Final Review

Final practice problems

Final Logistics

When and where
December 11 7:00-10:00PM in 75 SHS 102.
What can I bring?
One piece of letter-sized paper with notes on both sides (I will provide copies of the cheat sheet)
What can’t I bring?
Anything else, e.g., book, computer, other notes, etc.
Are there additional office hours?
Yes! I will hold regular office hours on Monday, December 9, and then Tues. Dec. 10 and Wed, Dec. 11 10:00AM-noon (as well as by appointment).

What will the exam cover?

The exam will effectively have two parts:

  1. Four new questions on the topics covered since midterm 2 (topics numbered 17-20)
  2. Retake opportunities for all topics from midterms 1 and 2 (topics numbered 1-16). Recall that you only retake problems for which don’t already have an M (3 points) or E (4 points).

The new topics are:

  1. Searching and sorting algorithms
  2. Use big-O analysis to inform algorithm design
  3. Understand numeric representations and associated operations
  4. Vectorized execution

The retake topics are:

  1. Understand the role of function scope
  2. Writing functions with randomness
  3. Writing functions with loops
  4. Choosing appropriate loops
  5. Creating simpler equivalent conditionals
  6. Finding errors
  7. Writing functions with sequences
  8. Utilizing turtle and other modules
  9. Connect Python to the outside world with file I/O and command line arguments
  10. Implications of the Python memory model
  11. Applications of data structures
  12. Writing functions with sets
  13. Writing functions with dictionaries
  14. Understanding and using recursive functions
  15. Finding errors (in recursive functions)
  16. Using Object-Oriented Programming

The exam will NOT include material that was in the readings but that we did not discuss in class, or use in our programming assignments or the practical problems.

Types of questions

  • Determine the output/result of code
  • Rewrite code with better style
  • Identify bugs in code
  • Reassemble jumbled Python statements into a viable function
  • Fill-in missing statements in code
  • Translate code from NumPy/datascience to “built-in” Python
  • Write code to solve a problem
  • Map algorithms to specific implementations and vice-versa
  • Determine and compare big-O time complexity and execution time

Review Questions

Solutions will be available after class (make sure to reload the page).

  1. You are given four programs, each uses one of four different implementation for searching a sorted array: iterative linear search, recursive linear search, iterative binary search, recursive binary search. Unfortunately you don’t know which program uses which approach, but you do know the last five calls of the mystery sorting function for each program.

    1. Search called with lists of length 433, 432, 431, 430, 429.

    2. Search called once with list of length 1000.

    3. Search called once with list of length 1000.

    4. Search called with lists of length 16, 8, 4, 2, 1

    Which program uses which approach. If there is insufficient information to answer uniquely, indicate the possible programs.

    Since search in program A is called with lists decreasing in size by one, we infer recursive linear search. Since search in program D is called with lists decreasing by a factor of 2, we infer recursive binary search. Given the available information, programs B and C could both be iterative linear search or iterative binary search.

▶ _Tasks to carry out_:
a - Return the stretch of the final review page from "4. Search called" through "iterative binary search.", copied word for word.
b - Answer these questions using the final review page:
(i) In what room is the exam held?
(ii) How many new questions will cover the topics since midterm 2?
(iii) Which search approach is inferred for program D?

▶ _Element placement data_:
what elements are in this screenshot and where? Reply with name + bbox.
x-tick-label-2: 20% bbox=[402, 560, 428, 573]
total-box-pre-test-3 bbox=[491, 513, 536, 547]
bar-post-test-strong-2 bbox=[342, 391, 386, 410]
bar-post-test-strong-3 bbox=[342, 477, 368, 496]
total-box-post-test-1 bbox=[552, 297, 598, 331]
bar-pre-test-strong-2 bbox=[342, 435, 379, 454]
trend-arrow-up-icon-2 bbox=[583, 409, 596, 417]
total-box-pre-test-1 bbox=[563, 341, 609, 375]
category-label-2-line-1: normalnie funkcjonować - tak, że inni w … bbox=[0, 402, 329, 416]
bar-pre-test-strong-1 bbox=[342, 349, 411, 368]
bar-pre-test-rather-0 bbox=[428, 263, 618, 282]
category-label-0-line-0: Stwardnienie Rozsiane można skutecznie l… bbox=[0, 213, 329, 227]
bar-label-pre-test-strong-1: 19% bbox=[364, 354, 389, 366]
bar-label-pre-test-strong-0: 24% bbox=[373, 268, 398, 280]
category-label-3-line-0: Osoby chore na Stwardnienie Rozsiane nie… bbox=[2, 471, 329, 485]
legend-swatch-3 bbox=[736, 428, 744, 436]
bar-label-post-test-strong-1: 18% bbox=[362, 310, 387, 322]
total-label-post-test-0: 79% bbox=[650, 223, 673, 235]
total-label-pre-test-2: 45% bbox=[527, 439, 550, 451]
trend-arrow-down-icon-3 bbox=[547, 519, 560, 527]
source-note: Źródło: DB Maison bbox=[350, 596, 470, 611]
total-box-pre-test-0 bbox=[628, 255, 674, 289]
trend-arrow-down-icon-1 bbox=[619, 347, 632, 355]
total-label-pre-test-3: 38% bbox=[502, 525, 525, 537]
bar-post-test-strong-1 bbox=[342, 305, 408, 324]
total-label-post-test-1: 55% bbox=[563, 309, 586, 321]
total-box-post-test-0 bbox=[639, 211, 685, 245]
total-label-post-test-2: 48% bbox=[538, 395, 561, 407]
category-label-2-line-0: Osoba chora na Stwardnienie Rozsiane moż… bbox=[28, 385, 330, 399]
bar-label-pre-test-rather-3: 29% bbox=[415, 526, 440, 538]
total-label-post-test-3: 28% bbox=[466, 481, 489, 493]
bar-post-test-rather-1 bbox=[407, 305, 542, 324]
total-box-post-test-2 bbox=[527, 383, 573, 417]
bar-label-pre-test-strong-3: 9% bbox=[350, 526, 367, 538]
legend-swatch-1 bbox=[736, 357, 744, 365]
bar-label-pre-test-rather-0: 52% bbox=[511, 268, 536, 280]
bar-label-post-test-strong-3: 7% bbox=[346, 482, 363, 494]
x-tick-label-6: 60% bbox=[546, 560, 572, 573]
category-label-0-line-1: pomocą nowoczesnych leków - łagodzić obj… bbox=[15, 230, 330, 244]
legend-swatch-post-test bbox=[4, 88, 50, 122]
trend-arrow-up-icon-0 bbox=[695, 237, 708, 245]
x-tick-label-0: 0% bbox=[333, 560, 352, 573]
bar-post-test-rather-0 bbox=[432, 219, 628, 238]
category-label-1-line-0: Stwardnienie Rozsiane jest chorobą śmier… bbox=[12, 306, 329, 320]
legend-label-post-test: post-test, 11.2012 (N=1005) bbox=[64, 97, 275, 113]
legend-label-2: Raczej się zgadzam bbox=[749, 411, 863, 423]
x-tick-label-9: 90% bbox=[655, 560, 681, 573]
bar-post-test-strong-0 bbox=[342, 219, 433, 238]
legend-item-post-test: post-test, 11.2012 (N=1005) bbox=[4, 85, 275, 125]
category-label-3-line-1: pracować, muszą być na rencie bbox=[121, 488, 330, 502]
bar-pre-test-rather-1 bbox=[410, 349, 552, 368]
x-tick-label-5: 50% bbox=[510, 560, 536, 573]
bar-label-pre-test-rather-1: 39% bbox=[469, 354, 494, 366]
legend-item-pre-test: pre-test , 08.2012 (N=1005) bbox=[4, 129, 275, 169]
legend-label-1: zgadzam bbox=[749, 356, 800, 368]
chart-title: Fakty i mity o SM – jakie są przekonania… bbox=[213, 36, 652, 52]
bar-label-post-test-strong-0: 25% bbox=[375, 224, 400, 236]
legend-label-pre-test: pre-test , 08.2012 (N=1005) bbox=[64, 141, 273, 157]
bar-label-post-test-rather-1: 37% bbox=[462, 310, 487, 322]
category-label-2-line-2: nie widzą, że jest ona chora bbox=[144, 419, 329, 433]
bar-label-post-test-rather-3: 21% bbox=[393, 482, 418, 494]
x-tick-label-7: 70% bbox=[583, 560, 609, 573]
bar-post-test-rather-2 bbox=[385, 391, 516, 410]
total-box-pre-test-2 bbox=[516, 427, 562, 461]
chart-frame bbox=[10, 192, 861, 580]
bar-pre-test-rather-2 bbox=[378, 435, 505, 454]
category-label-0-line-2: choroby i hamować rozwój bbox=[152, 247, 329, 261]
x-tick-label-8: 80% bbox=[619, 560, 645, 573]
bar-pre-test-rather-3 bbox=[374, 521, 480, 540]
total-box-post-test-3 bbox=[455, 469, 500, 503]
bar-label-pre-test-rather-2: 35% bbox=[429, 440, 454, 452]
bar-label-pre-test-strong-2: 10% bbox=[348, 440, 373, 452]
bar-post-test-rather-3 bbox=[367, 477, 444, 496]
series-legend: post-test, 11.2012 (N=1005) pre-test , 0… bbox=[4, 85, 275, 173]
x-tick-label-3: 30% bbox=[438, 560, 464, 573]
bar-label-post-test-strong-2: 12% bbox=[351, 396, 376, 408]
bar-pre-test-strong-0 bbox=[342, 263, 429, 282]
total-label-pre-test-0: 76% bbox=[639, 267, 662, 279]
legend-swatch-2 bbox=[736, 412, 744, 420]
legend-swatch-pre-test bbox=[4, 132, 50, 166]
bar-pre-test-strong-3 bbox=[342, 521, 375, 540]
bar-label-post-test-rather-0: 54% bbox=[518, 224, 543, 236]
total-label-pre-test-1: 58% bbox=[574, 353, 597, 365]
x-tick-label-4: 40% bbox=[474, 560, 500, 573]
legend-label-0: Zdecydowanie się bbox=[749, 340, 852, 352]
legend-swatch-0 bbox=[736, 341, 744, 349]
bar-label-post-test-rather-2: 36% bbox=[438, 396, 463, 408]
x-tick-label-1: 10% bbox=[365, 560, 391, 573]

▶ _Answers below_:
a -
4. Search called with lists of length 16, 8, 4, 2, 1

    Which program uses which approach. If there is insufficient information to answer uniquely, indicate the possible programs.

    Since search in program A is called with lists decreasing in size by one, we infer recursive linear search. Since search in program D is called with lists decreasing by a factor of 2, we infer recursive binary search. Given the available information, programs B and C could both be iterative linear search or iterative binary search.

b -
(i) 75 SHS 102
(ii) Four
(iii) Recursive binary search